Provide nothing beyond the count of lines that include the string "axis".

START

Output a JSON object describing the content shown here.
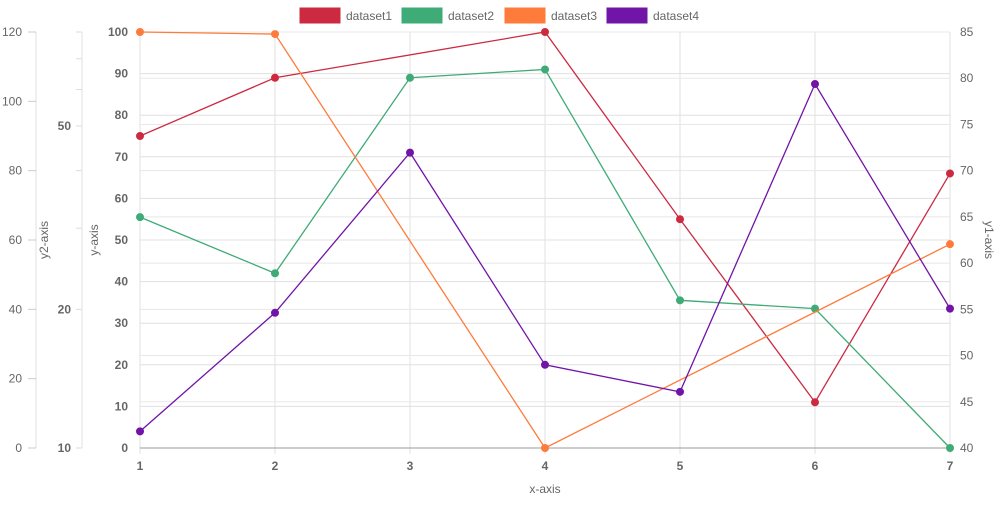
{
  "chart_data": {
    "type": "line",
    "x": [
      1,
      2,
      3,
      4,
      5,
      6,
      7
    ],
    "xlabel": "x-axis",
    "axes": {
      "y": {
        "label": "y-axis",
        "min": 0,
        "max": 100,
        "ticks": [
          0,
          10,
          20,
          30,
          40,
          50,
          60,
          70,
          80,
          90,
          100
        ]
      },
      "y1": {
        "label": "y1-axis",
        "min": 40,
        "max": 85,
        "ticks": [
          40,
          45,
          50,
          55,
          60,
          65,
          70,
          75,
          80,
          85
        ]
      },
      "y2": {
        "label": "y2-axis",
        "min": 0,
        "max": 120,
        "ticks": [
          0,
          20,
          40,
          60,
          80,
          100,
          120
        ]
      },
      "y3": {
        "label": "",
        "scale": "log",
        "min": 10,
        "ticks": [
          10,
          20,
          50
        ]
      }
    },
    "grid": true,
    "legend_position": "top",
    "series": [
      {
        "name": "dataset1",
        "color": "#cc2a41",
        "values": [
          75,
          89,
          100,
          55,
          11,
          66
        ],
        "x": [
          1,
          2,
          4,
          5,
          6,
          7
        ],
        "values_note": ""
      },
      {
        "name": "dataset2",
        "color": "#3fab77",
        "values": [
          55.5,
          42,
          89,
          91,
          35.5,
          33.5,
          0
        ]
      },
      {
        "name": "dataset3",
        "color": "#ff7b3b",
        "values": [
          100,
          99.5,
          null,
          0,
          null,
          null,
          49
        ]
      },
      {
        "name": "dataset4",
        "color": "#7114a8",
        "values": [
          4,
          32.5,
          71,
          20,
          13.5,
          87.5,
          33.5
        ]
      }
    ]
  }
}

END

• **THE RESULT**
4